— Start Extract —

Biden aide defends big bank profits, bonuses
By Alec MacGillis
Jared Bernstein, Vice President Biden's chief economic adviser and the most liberal member of the White House economic team, on Wednesday night defended the enormous profits and bonuses being generated at Goldman Sachs and other big banks that have repaid federal bailout funds and will not be required to submit to compensation limits.
Bernstein has a distinctly different pedigree than the Wall Street veterans who dominate the administration’s economic team – a jazz bassist, he came to the White House via the left-leaning Economic Policy Institute. He is the staff director for the White House’s Middle Class Task Force. But during a question-and-answer session following a 25-minute speech at American University, he gave a fairly unflinching defense of the banks that have garnered such populist ire.
Senior international economics major Carolina Peguero asked him, "How do you feel about firms such as Goldman Sachs and JP Morgan Chase who took advantage of the bailout...and are reporting huge profits, ridiculous multibillion profits with money that taxpayers" provided?
"Well, mixed feelings," Bernstein said, before launching into a defense of Goldman and JP Morgan's big winnings. The firms, he said, were among those who had paid back their loans from TARP. "Once you've paid back the TARP you're a private sector firm out there and you can set compensation wherever you see fit," he said.
But he tried to make Peguero feel better by arguing that her question alone was sign of a welcome heightened sensitivity about high executive pay. "I would argue we are in the midst of a period wherein compensation norms in financial markets are very much under scrutiny, under the microscope," he said. "Even the fact that you are asking me that question suggests that assessment is correct."

— End Extract —
— Start Dataset rows —

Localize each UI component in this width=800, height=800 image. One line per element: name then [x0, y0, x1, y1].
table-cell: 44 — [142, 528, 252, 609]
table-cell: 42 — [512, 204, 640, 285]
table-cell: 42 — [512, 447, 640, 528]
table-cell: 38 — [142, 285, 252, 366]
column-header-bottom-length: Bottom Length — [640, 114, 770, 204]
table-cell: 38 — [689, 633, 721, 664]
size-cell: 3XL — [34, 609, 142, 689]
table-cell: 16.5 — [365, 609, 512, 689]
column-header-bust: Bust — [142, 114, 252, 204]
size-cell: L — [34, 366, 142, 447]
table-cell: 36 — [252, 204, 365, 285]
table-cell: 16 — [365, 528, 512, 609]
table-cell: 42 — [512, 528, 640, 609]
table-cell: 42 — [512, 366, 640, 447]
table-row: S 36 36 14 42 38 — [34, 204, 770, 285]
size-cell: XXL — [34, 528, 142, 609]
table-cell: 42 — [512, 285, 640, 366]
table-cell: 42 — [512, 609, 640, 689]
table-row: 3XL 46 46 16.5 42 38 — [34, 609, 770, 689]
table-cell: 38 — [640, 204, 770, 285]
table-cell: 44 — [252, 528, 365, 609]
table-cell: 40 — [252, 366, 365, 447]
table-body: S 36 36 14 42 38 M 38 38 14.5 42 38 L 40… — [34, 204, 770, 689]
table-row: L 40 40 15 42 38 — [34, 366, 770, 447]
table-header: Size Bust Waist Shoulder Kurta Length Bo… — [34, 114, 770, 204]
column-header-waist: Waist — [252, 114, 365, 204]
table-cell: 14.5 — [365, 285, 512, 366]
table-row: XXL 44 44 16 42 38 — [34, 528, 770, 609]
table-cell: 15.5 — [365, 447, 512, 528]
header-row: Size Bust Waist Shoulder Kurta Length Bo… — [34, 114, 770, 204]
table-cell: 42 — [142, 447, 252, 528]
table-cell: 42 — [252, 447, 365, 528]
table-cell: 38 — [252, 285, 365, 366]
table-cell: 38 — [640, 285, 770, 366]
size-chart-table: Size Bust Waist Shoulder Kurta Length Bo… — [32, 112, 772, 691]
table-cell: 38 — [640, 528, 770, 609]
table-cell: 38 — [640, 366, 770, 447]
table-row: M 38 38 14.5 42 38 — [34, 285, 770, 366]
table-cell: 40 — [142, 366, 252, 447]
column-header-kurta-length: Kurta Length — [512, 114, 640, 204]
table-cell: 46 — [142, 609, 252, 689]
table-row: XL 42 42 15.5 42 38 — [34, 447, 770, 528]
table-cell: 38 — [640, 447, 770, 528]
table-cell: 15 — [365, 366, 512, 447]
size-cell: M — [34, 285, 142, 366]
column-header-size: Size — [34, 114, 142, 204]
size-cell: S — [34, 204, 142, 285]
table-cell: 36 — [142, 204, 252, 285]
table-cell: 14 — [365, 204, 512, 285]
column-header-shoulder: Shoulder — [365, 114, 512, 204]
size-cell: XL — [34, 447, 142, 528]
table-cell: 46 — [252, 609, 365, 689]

— End Dataset rows —

### Requirement 1
Translate this sentence from the article on the Biden aide into Spanish: "He is the staff director for the White House’s Middle Class Task Force."
### Requirement 2
Pick up the article on the Biden aide's defense of bank profits after its final paragraph and write what comes next.

### Right answer 1
Es el director de personal del Grupo de Trabajo sobre la Clase Media de la Casa Blanca.

### Right answer 2
Several policies being proposed by the administration, he said, could help moderate executive pay in the future, he said, including bigger say for shareholders and more independence for executive compensation committees. But he concluded with another defense of the firms. "I wouldn't cite any company out there and say ‘you're good, you're bad.’ I would point out that coming out from under the TARP is positive in terms of paying us back," he said.
This answer did not satisfy AU psychology professor Stanley Weiss, who asked Bernstein moments later why Goldman should be able to keep its profits after it had been aided not only by the TARP loans but also by the taxpayer bailout of AIG, which held billions in insurance contracts with Goldman. Goldman and others are “very much indebted to the taxpayers and owe this country any profits they have," Weiss said.
Bernstein stuck by his defense of the firm, saying the answer instead was to look forward to preventing the need for future bailouts. "There's definitely some truth in there, but where that takes you is to financial regulation reform," he said. "The point of financial regulation, which we're deeply involved in now, is to avoid getting back to that place again...In Japan they say since we can't stop earthquakes, we can build houses that can withstand earthquakes. Maybe we can't prevent 100-year floods from happening every 100 years but we need the ability for resolution authority, for the government to take a firm like that offline without a taxpayer funded bailout."
Weiss said afterward that he “did not think much” of Bernstein's answer, especially since some White House advisers, notably Larry Summers, had previously been deeply involved in deregulating the financial industry.
Peguero was also left cool by the Goldman defense. “It did not give me peace of mind,” she said. “There should be some kind of repercussions.”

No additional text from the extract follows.